◆ 作業指示: 以下のエントリの行をすべて、一字も変えずにそのまま返してください。

◆ 演習データ:
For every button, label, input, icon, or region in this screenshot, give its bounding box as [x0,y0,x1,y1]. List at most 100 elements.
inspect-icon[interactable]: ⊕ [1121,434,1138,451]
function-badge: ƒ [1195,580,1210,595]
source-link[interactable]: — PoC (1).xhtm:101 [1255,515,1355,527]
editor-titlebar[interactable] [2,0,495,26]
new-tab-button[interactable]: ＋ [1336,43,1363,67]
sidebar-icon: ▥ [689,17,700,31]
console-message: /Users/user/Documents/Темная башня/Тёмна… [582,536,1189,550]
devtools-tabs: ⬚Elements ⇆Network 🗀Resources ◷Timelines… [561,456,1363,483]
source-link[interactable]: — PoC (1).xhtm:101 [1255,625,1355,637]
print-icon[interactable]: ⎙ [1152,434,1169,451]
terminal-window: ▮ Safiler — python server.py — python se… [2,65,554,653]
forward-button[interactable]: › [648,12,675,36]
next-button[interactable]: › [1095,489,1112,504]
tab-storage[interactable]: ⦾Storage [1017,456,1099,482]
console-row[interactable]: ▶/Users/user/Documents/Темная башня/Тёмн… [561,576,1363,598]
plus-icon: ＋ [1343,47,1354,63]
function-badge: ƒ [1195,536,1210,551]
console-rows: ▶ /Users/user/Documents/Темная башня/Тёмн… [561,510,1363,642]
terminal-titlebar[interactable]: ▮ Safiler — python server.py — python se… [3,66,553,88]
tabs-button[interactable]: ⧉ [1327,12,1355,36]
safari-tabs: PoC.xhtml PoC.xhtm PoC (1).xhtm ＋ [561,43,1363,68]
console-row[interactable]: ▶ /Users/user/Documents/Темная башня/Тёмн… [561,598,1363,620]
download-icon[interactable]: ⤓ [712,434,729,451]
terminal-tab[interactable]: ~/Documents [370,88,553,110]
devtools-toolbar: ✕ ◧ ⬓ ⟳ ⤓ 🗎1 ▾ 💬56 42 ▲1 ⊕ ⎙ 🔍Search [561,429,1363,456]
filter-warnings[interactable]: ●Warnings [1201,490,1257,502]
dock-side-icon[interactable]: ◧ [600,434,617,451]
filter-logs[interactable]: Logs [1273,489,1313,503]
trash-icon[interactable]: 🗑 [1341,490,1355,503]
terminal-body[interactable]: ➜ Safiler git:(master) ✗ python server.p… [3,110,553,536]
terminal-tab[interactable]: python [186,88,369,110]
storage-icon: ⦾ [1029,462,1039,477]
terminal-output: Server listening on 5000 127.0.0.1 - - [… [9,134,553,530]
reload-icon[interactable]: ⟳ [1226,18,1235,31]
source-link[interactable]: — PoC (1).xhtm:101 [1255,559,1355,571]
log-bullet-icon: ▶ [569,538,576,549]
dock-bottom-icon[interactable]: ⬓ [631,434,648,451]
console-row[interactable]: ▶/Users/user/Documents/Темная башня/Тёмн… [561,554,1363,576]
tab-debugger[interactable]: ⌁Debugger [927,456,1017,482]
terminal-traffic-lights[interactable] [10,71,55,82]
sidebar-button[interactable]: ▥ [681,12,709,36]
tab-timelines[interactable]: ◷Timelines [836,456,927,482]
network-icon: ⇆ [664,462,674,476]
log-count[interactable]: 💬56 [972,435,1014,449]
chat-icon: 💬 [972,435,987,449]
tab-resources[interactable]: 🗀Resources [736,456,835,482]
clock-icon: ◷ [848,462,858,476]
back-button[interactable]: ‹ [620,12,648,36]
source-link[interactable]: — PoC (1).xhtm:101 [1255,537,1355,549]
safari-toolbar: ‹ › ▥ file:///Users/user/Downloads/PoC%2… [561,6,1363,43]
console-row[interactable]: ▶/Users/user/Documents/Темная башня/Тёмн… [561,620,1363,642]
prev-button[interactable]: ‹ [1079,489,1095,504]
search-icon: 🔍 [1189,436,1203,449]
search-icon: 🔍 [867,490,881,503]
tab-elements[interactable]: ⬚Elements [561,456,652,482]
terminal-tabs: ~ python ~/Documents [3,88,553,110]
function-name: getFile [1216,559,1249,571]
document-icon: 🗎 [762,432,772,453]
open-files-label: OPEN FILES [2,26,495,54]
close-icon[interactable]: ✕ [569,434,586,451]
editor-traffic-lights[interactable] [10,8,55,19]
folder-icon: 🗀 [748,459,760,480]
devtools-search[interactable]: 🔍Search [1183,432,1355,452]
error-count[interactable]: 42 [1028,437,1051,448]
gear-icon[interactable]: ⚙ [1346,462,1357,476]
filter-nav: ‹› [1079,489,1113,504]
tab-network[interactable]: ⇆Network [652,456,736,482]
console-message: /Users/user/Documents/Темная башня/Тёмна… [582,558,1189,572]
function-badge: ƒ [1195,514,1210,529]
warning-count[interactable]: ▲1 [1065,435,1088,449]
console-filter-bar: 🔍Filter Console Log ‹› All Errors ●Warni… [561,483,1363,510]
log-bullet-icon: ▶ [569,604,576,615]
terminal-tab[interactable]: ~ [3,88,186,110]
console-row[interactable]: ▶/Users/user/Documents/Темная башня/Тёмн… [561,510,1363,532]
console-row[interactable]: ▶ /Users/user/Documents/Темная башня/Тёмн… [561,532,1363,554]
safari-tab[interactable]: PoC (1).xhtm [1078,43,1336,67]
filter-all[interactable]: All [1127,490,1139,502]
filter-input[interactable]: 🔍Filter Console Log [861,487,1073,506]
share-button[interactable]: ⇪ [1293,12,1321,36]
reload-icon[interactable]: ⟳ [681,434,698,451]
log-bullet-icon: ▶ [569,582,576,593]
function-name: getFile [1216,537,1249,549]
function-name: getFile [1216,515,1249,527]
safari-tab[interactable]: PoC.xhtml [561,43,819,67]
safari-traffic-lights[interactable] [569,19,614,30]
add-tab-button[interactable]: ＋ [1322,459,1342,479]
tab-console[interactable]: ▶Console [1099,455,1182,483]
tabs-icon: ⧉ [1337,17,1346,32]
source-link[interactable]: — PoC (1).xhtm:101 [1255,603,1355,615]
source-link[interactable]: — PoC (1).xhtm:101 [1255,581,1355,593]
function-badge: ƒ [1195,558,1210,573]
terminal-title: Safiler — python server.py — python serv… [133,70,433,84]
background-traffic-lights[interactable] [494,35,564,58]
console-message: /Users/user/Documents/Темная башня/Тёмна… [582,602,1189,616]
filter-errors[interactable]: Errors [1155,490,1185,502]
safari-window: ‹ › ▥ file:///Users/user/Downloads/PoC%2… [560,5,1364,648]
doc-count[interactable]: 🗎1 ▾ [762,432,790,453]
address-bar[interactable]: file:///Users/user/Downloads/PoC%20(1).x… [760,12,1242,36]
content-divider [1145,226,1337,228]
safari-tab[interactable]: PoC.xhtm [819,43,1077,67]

◆ 解答全文:
For every button, label, input, icon, or region in this screenshot, give its bounding box as [x0,y0,x1,y1]. List at most 100 elements.
inspect-icon[interactable]: ⊕ [1121,434,1138,451]
function-badge: ƒ [1195,580,1210,595]
source-link[interactable]: — PoC (1).xhtm:101 [1255,515,1355,527]
editor-titlebar[interactable] [2,0,495,26]
new-tab-button[interactable]: ＋ [1336,43,1363,67]
sidebar-icon: ▥ [689,17,700,31]
console-message: /Users/user/Documents/Темная башня/Тёмна… [582,536,1189,550]
devtools-tabs: ⬚Elements ⇆Network 🗀Resources ◷Timelines… [561,456,1363,483]
source-link[interactable]: — PoC (1).xhtm:101 [1255,625,1355,637]
print-icon[interactable]: ⎙ [1152,434,1169,451]
terminal-window: ▮ Safiler — python server.py — python se… [2,65,554,653]
forward-button[interactable]: › [648,12,675,36]
next-button[interactable]: › [1095,489,1112,504]
tab-storage[interactable]: ⦾Storage [1017,456,1099,482]
console-row[interactable]: ▶/Users/user/Documents/Темная башня/Тёмн… [561,576,1363,598]
plus-icon: ＋ [1343,47,1354,63]
function-badge: ƒ [1195,536,1210,551]
console-rows: ▶ /Users/user/Documents/Темная башня/Тёмн… [561,510,1363,642]
terminal-titlebar[interactable]: ▮ Safiler — python server.py — python se… [3,66,553,88]
tabs-button[interactable]: ⧉ [1327,12,1355,36]
safari-tabs: PoC.xhtml PoC.xhtm PoC (1).xhtm ＋ [561,43,1363,68]
console-row[interactable]: ▶ /Users/user/Documents/Темная башня/Тёмн… [561,598,1363,620]
download-icon[interactable]: ⤓ [712,434,729,451]
terminal-tab[interactable]: ~/Documents [370,88,553,110]
devtools-toolbar: ✕ ◧ ⬓ ⟳ ⤓ 🗎1 ▾ 💬56 42 ▲1 ⊕ ⎙ 🔍Search [561,429,1363,456]
filter-warnings[interactable]: ●Warnings [1201,490,1257,502]
dock-side-icon[interactable]: ◧ [600,434,617,451]
filter-logs[interactable]: Logs [1273,489,1313,503]
trash-icon[interactable]: 🗑 [1341,490,1355,503]
terminal-body[interactable]: ➜ Safiler git:(master) ✗ python server.p… [3,110,553,536]
terminal-tab[interactable]: python [186,88,369,110]
storage-icon: ⦾ [1029,462,1039,477]
terminal-output: Server listening on 5000 127.0.0.1 - - [… [9,134,553,530]
reload-icon[interactable]: ⟳ [1226,18,1235,31]
source-link[interactable]: — PoC (1).xhtm:101 [1255,559,1355,571]
log-bullet-icon: ▶ [569,538,576,549]
dock-bottom-icon[interactable]: ⬓ [631,434,648,451]
console-row[interactable]: ▶/Users/user/Documents/Темная башня/Тёмн… [561,554,1363,576]
tab-debugger[interactable]: ⌁Debugger [927,456,1017,482]
terminal-traffic-lights[interactable] [10,71,55,82]
sidebar-button[interactable]: ▥ [681,12,709,36]
tab-timelines[interactable]: ◷Timelines [836,456,927,482]
network-icon: ⇆ [664,462,674,476]
log-count[interactable]: 💬56 [972,435,1014,449]
chat-icon: 💬 [972,435,987,449]
tab-resources[interactable]: 🗀Resources [736,456,835,482]
clock-icon: ◷ [848,462,858,476]
back-button[interactable]: ‹ [620,12,648,36]
source-link[interactable]: — PoC (1).xhtm:101 [1255,537,1355,549]
safari-toolbar: ‹ › ▥ file:///Users/user/Downloads/PoC%2… [561,6,1363,43]
console-row[interactable]: ▶/Users/user/Documents/Темная башня/Тёмн… [561,620,1363,642]
prev-button[interactable]: ‹ [1079,489,1095,504]
search-icon: 🔍 [1189,436,1203,449]
search-icon: 🔍 [867,490,881,503]
tab-elements[interactable]: ⬚Elements [561,456,652,482]
terminal-tabs: ~ python ~/Documents [3,88,553,110]
function-name: getFile [1216,559,1249,571]
document-icon: 🗎 [762,432,772,453]
open-files-label: OPEN FILES [2,26,495,54]
close-icon[interactable]: ✕ [569,434,586,451]
editor-traffic-lights[interactable] [10,8,55,19]
folder-icon: 🗀 [748,459,760,480]
devtools-search[interactable]: 🔍Search [1183,432,1355,452]
error-count[interactable]: 42 [1028,437,1051,448]
gear-icon[interactable]: ⚙ [1346,462,1357,476]
filter-nav: ‹› [1079,489,1113,504]
tab-network[interactable]: ⇆Network [652,456,736,482]
console-message: /Users/user/Documents/Темная башня/Тёмна… [582,558,1189,572]
function-badge: ƒ [1195,514,1210,529]
warning-count[interactable]: ▲1 [1065,435,1088,449]
console-filter-bar: 🔍Filter Console Log ‹› All Errors ●Warni… [561,483,1363,510]
log-bullet-icon: ▶ [569,604,576,615]
terminal-tab[interactable]: ~ [3,88,186,110]
console-row[interactable]: ▶/Users/user/Documents/Темная башня/Тёмн… [561,510,1363,532]
console-row[interactable]: ▶ /Users/user/Documents/Темная башня/Тёмн… [561,532,1363,554]
safari-tab[interactable]: PoC (1).xhtm [1078,43,1336,67]
filter-all[interactable]: All [1127,490,1139,502]
filter-input[interactable]: 🔍Filter Console Log [861,487,1073,506]
share-button[interactable]: ⇪ [1293,12,1321,36]
reload-icon[interactable]: ⟳ [681,434,698,451]
log-bullet-icon: ▶ [569,582,576,593]
function-name: getFile [1216,537,1249,549]
function-name: getFile [1216,515,1249,527]
safari-tab[interactable]: PoC.xhtml [561,43,819,67]
safari-traffic-lights[interactable] [569,19,614,30]
add-tab-button[interactable]: ＋ [1322,459,1342,479]
tab-console[interactable]: ▶Console [1099,455,1182,483]
tabs-icon: ⧉ [1337,17,1346,32]
source-link[interactable]: — PoC (1).xhtm:101 [1255,603,1355,615]
source-link[interactable]: — PoC (1).xhtm:101 [1255,581,1355,593]
function-badge: ƒ [1195,558,1210,573]
terminal-title: Safiler — python server.py — python serv… [133,70,433,84]
background-traffic-lights[interactable] [494,35,564,58]
console-message: /Users/user/Documents/Темная башня/Тёмна… [582,602,1189,616]
filter-errors[interactable]: Errors [1155,490,1185,502]
safari-window: ‹ › ▥ file:///Users/user/Downloads/PoC%2… [560,5,1364,648]
doc-count[interactable]: 🗎1 ▾ [762,432,790,453]
address-bar[interactable]: file:///Users/user/Downloads/PoC%20(1).x… [760,12,1242,36]
content-divider [1145,226,1337,228]
safari-tab[interactable]: PoC.xhtm [819,43,1077,67]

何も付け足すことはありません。